What to work on –
Extract each line of the data below exactly as written.

_ _ _ _ _

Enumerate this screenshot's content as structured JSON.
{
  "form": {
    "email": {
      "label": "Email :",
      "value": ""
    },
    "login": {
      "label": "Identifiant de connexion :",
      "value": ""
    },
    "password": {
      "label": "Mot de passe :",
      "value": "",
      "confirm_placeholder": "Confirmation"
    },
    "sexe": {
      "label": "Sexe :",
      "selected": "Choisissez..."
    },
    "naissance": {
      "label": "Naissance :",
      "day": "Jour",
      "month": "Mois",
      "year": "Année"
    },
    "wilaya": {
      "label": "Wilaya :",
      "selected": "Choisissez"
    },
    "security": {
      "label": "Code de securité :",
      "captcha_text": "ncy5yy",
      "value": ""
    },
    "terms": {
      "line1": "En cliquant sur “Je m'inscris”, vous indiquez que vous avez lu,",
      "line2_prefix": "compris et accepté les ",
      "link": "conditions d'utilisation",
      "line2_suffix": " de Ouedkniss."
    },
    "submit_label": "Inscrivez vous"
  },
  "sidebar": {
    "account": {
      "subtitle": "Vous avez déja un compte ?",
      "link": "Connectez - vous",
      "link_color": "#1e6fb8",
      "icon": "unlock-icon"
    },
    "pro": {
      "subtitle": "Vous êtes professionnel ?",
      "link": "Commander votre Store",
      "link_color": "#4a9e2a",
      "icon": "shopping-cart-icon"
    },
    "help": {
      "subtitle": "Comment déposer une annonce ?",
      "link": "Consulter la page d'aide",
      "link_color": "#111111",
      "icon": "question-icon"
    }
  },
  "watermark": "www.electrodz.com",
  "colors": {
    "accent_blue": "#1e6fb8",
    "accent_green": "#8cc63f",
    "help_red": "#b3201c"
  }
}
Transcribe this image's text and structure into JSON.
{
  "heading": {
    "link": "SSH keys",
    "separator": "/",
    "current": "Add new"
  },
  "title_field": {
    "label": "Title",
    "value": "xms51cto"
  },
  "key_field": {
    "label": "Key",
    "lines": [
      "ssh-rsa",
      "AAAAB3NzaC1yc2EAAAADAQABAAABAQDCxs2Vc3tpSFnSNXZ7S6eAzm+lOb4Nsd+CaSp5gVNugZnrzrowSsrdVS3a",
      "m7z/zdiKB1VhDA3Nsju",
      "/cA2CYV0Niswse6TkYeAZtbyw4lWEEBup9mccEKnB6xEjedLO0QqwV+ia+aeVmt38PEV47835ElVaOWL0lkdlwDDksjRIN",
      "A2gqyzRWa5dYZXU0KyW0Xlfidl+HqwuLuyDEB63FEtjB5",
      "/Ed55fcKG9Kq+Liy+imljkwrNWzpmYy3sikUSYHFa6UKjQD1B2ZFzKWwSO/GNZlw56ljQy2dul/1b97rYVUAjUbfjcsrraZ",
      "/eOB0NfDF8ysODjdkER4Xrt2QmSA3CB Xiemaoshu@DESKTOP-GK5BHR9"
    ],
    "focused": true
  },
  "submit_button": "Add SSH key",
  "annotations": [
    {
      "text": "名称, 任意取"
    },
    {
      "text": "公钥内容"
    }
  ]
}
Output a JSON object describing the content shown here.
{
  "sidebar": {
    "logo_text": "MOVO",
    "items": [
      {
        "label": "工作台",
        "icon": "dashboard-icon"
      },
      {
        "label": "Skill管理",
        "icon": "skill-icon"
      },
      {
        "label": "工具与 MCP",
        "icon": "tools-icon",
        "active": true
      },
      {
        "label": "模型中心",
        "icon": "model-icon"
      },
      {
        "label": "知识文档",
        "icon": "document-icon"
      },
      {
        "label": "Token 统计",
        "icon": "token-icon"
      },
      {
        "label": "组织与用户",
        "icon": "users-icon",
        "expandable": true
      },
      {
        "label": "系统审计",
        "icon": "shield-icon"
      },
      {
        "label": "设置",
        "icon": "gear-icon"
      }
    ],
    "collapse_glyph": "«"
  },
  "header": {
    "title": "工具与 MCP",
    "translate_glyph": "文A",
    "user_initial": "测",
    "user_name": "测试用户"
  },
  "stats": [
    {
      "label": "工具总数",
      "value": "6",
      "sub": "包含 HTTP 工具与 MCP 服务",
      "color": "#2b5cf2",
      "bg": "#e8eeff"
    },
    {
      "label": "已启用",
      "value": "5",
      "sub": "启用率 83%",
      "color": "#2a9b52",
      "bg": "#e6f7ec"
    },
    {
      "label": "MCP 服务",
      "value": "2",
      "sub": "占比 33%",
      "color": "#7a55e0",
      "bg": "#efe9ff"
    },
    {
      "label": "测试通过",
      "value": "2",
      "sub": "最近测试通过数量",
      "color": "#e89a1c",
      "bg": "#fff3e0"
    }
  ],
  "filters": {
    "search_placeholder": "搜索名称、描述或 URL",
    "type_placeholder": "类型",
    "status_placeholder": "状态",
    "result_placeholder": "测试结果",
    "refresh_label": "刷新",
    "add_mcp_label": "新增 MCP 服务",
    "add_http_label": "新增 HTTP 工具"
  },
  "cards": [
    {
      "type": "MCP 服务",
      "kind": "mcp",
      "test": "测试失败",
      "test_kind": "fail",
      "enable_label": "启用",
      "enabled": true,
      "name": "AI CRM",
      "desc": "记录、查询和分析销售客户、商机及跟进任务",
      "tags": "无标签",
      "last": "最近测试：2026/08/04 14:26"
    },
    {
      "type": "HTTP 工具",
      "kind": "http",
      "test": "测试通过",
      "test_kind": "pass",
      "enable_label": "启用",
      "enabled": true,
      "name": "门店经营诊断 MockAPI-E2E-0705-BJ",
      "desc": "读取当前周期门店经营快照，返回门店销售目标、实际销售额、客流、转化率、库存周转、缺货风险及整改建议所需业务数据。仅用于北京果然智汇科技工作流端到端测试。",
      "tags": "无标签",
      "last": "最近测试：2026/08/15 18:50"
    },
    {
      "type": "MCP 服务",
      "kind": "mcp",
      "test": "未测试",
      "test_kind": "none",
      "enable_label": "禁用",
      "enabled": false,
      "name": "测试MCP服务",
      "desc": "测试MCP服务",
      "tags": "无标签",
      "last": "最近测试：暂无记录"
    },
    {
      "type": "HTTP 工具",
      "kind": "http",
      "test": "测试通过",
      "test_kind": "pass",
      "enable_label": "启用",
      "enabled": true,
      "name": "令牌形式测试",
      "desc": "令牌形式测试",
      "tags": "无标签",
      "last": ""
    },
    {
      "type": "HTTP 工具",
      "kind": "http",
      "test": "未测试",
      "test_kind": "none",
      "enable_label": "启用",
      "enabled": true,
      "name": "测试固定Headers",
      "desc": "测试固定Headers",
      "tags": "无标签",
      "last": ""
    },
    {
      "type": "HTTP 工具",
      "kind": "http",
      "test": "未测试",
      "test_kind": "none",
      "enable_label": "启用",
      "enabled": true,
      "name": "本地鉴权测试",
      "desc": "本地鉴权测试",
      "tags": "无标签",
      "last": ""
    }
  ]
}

_ _ _ _ _

Problem solution –
Enumerate this screenshot's content as structured JSON.
{
  "form": {
    "email": {
      "label": "Email :",
      "value": ""
    },
    "login": {
      "label": "Identifiant de connexion :",
      "value": ""
    },
    "password": {
      "label": "Mot de passe :",
      "value": "",
      "confirm_placeholder": "Confirmation"
    },
    "sexe": {
      "label": "Sexe :",
      "selected": "Choisissez..."
    },
    "naissance": {
      "label": "Naissance :",
      "day": "Jour",
      "month": "Mois",
      "year": "Année"
    },
    "wilaya": {
      "label": "Wilaya :",
      "selected": "Choisissez"
    },
    "security": {
      "label": "Code de securité :",
      "captcha_text": "ncy5yy",
      "value": ""
    },
    "terms": {
      "line1": "En cliquant sur “Je m'inscris”, vous indiquez que vous avez lu,",
      "line2_prefix": "compris et accepté les ",
      "link": "conditions d'utilisation",
      "line2_suffix": " de Ouedkniss."
    },
    "submit_label": "Inscrivez vous"
  },
  "sidebar": {
    "account": {
      "subtitle": "Vous avez déja un compte ?",
      "link": "Connectez - vous",
      "link_color": "#1e6fb8",
      "icon": "unlock-icon"
    },
    "pro": {
      "subtitle": "Vous êtes professionnel ?",
      "link": "Commander votre Store",
      "link_color": "#4a9e2a",
      "icon": "shopping-cart-icon"
    },
    "help": {
      "subtitle": "Comment déposer une annonce ?",
      "link": "Consulter la page d'aide",
      "link_color": "#111111",
      "icon": "question-icon"
    }
  },
  "watermark": "www.electrodz.com",
  "colors": {
    "accent_blue": "#1e6fb8",
    "accent_green": "#8cc63f",
    "help_red": "#b3201c"
  }
}
Transcribe this image's text and structure into JSON.
{
  "heading": {
    "link": "SSH keys",
    "separator": "/",
    "current": "Add new"
  },
  "title_field": {
    "label": "Title",
    "value": "xms51cto"
  },
  "key_field": {
    "label": "Key",
    "lines": [
      "ssh-rsa",
      "AAAAB3NzaC1yc2EAAAADAQABAAABAQDCxs2Vc3tpSFnSNXZ7S6eAzm+lOb4Nsd+CaSp5gVNugZnrzrowSsrdVS3a",
      "m7z/zdiKB1VhDA3Nsju",
      "/cA2CYV0Niswse6TkYeAZtbyw4lWEEBup9mccEKnB6xEjedLO0QqwV+ia+aeVmt38PEV47835ElVaOWL0lkdlwDDksjRIN",
      "A2gqyzRWa5dYZXU0KyW0Xlfidl+HqwuLuyDEB63FEtjB5",
      "/Ed55fcKG9Kq+Liy+imljkwrNWzpmYy3sikUSYHFa6UKjQD1B2ZFzKWwSO/GNZlw56ljQy2dul/1b97rYVUAjUbfjcsrraZ",
      "/eOB0NfDF8ysODjdkER4Xrt2QmSA3CB Xiemaoshu@DESKTOP-GK5BHR9"
    ],
    "focused": true
  },
  "submit_button": "Add SSH key",
  "annotations": [
    {
      "text": "名称, 任意取"
    },
    {
      "text": "公钥内容"
    }
  ]
}
Output a JSON object describing the content shown here.
{
  "sidebar": {
    "logo_text": "MOVO",
    "items": [
      {
        "label": "工作台",
        "icon": "dashboard-icon"
      },
      {
        "label": "Skill管理",
        "icon": "skill-icon"
      },
      {
        "label": "工具与 MCP",
        "icon": "tools-icon",
        "active": true
      },
      {
        "label": "模型中心",
        "icon": "model-icon"
      },
      {
        "label": "知识文档",
        "icon": "document-icon"
      },
      {
        "label": "Token 统计",
        "icon": "token-icon"
      },
      {
        "label": "组织与用户",
        "icon": "users-icon",
        "expandable": true
      },
      {
        "label": "系统审计",
        "icon": "shield-icon"
      },
      {
        "label": "设置",
        "icon": "gear-icon"
      }
    ],
    "collapse_glyph": "«"
  },
  "header": {
    "title": "工具与 MCP",
    "translate_glyph": "文A",
    "user_initial": "测",
    "user_name": "测试用户"
  },
  "stats": [
    {
      "label": "工具总数",
      "value": "6",
      "sub": "包含 HTTP 工具与 MCP 服务",
      "color": "#2b5cf2",
      "bg": "#e8eeff"
    },
    {
      "label": "已启用",
      "value": "5",
      "sub": "启用率 83%",
      "color": "#2a9b52",
      "bg": "#e6f7ec"
    },
    {
      "label": "MCP 服务",
      "value": "2",
      "sub": "占比 33%",
      "color": "#7a55e0",
      "bg": "#efe9ff"
    },
    {
      "label": "测试通过",
      "value": "2",
      "sub": "最近测试通过数量",
      "color": "#e89a1c",
      "bg": "#fff3e0"
    }
  ],
  "filters": {
    "search_placeholder": "搜索名称、描述或 URL",
    "type_placeholder": "类型",
    "status_placeholder": "状态",
    "result_placeholder": "测试结果",
    "refresh_label": "刷新",
    "add_mcp_label": "新增 MCP 服务",
    "add_http_label": "新增 HTTP 工具"
  },
  "cards": [
    {
      "type": "MCP 服务",
      "kind": "mcp",
      "test": "测试失败",
      "test_kind": "fail",
      "enable_label": "启用",
      "enabled": true,
      "name": "AI CRM",
      "desc": "记录、查询和分析销售客户、商机及跟进任务",
      "tags": "无标签",
      "last": "最近测试：2026/08/04 14:26"
    },
    {
      "type": "HTTP 工具",
      "kind": "http",
      "test": "测试通过",
      "test_kind": "pass",
      "enable_label": "启用",
      "enabled": true,
      "name": "门店经营诊断 MockAPI-E2E-0705-BJ",
      "desc": "读取当前周期门店经营快照，返回门店销售目标、实际销售额、客流、转化率、库存周转、缺货风险及整改建议所需业务数据。仅用于北京果然智汇科技工作流端到端测试。",
      "tags": "无标签",
      "last": "最近测试：2026/08/15 18:50"
    },
    {
      "type": "MCP 服务",
      "kind": "mcp",
      "test": "未测试",
      "test_kind": "none",
      "enable_label": "禁用",
      "enabled": false,
      "name": "测试MCP服务",
      "desc": "测试MCP服务",
      "tags": "无标签",
      "last": "最近测试：暂无记录"
    },
    {
      "type": "HTTP 工具",
      "kind": "http",
      "test": "测试通过",
      "test_kind": "pass",
      "enable_label": "启用",
      "enabled": true,
      "name": "令牌形式测试",
      "desc": "令牌形式测试",
      "tags": "无标签",
      "last": ""
    },
    {
      "type": "HTTP 工具",
      "kind": "http",
      "test": "未测试",
      "test_kind": "none",
      "enable_label": "启用",
      "enabled": true,
      "name": "测试固定Headers",
      "desc": "测试固定Headers",
      "tags": "无标签",
      "last": ""
    },
    {
      "type": "HTTP 工具",
      "kind": "http",
      "test": "未测试",
      "test_kind": "none",
      "enable_label": "启用",
      "enabled": true,
      "name": "本地鉴权测试",
      "desc": "本地鉴权测试",
      "tags": "无标签",
      "last": ""
    }
  ]
}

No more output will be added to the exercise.